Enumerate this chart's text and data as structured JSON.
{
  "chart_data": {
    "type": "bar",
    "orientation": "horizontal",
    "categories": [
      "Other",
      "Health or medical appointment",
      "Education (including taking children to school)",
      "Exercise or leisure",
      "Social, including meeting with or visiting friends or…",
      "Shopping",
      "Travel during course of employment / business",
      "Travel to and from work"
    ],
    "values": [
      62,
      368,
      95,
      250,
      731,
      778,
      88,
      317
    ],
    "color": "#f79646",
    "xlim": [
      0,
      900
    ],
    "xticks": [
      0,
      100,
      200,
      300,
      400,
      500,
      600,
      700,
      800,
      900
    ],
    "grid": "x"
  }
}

========================

Problem requirements: Repeat the records above exactly, leaving none out.

Response to the exercise:
Enumerate this chart's text and data as structured JSON.
{
  "chart_data": {
    "type": "bar",
    "orientation": "horizontal",
    "categories": [
      "Other",
      "Health or medical appointment",
      "Education (including taking children to school)",
      "Exercise or leisure",
      "Social, including meeting with or visiting friends or…",
      "Shopping",
      "Travel during course of employment / business",
      "Travel to and from work"
    ],
    "values": [
      62,
      368,
      95,
      250,
      731,
      778,
      88,
      317
    ],
    "color": "#f79646",
    "xlim": [
      0,
      900
    ],
    "xticks": [
      0,
      100,
      200,
      300,
      400,
      500,
      600,
      700,
      800,
      900
    ],
    "grid": "x"
  }
}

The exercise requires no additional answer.